**Extrait de page:**
'''

Ce n'était qu'un possible envisagé mais si effectivement le volume correspond à une mesure approximative (qui doit être mesurée) de telle ou telle époque où ce genre de choses étaient réglées et normes...
Je n'y tiens pas plus que ça en fait, je me permettais juste de mettre mon grain de sel en "ces choses" dont vous parlez...

MessagePosté: Sam 06 Déc, 2008 21:27
de Taliesin
je reviens à la Vie de Columcille

Columcille est issu d'une famille royale, celle de Conall fils de Niall aux neuf otages. Sa venue est annoncée, prophétisée, par l'Ancien Mochta, et les noix dont il est question sont gardées pour Columcille pendant cent ans, jusqu'à sa naissance. Il est qualifié d'homme-enfant, man-child en anglais, Macam dans l'original irlandais. Quant au mot irlandais pour les noix; cno, il signifie aussi "noisettes".

'''

**Informations extraites:**
'''

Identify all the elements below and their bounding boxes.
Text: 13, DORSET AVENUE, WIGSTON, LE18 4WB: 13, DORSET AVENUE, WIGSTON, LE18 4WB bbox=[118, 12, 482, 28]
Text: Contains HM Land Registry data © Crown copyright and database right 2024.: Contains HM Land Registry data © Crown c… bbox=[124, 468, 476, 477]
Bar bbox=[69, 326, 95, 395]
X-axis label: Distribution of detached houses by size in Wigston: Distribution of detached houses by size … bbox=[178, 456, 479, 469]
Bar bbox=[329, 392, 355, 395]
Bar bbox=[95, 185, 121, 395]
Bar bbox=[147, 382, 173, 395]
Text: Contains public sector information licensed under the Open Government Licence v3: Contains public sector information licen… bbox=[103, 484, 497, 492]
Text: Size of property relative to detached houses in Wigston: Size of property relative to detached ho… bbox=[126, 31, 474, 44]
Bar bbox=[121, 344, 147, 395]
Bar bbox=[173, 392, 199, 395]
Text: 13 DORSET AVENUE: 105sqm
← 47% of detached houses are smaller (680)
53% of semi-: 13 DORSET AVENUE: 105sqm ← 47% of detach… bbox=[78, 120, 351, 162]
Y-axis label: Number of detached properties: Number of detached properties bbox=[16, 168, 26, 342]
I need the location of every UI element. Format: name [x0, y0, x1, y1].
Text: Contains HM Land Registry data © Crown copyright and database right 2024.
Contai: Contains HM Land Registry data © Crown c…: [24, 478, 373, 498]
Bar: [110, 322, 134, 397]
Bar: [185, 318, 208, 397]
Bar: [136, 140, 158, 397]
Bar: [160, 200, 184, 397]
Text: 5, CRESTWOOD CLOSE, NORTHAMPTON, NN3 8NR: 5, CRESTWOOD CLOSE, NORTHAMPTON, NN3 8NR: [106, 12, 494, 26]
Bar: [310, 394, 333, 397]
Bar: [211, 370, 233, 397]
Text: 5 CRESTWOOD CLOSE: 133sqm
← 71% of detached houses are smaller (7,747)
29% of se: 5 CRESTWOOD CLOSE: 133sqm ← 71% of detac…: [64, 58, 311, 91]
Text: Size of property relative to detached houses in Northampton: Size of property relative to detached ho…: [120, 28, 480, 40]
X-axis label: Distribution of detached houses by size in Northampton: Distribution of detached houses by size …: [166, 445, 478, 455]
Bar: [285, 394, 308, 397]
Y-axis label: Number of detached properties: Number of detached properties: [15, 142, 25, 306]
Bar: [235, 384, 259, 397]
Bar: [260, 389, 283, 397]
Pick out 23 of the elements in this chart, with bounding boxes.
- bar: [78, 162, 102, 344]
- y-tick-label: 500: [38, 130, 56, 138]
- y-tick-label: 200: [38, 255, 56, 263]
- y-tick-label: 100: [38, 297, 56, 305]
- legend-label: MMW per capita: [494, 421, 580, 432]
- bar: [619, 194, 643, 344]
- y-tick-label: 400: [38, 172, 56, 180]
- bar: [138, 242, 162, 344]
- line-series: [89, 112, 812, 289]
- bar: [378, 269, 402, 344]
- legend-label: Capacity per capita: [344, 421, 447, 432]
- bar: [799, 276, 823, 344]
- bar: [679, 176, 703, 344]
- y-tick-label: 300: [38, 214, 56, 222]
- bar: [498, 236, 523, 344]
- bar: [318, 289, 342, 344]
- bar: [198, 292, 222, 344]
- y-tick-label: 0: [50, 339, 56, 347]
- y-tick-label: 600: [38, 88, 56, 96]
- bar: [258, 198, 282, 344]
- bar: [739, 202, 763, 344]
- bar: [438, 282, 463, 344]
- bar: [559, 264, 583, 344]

'''

Renvoyez tel quel le passage de l'extrait de page commençant par « Ce n'était qu'un » et allant jusqu'à « réglées et normes... ».

Ce n'était qu'un possible envisagé mais si effectivement le volume correspond à une mesure approximative (qui doit être mesurée) de telle ou telle époque où ce genre de choses étaient réglées et normes...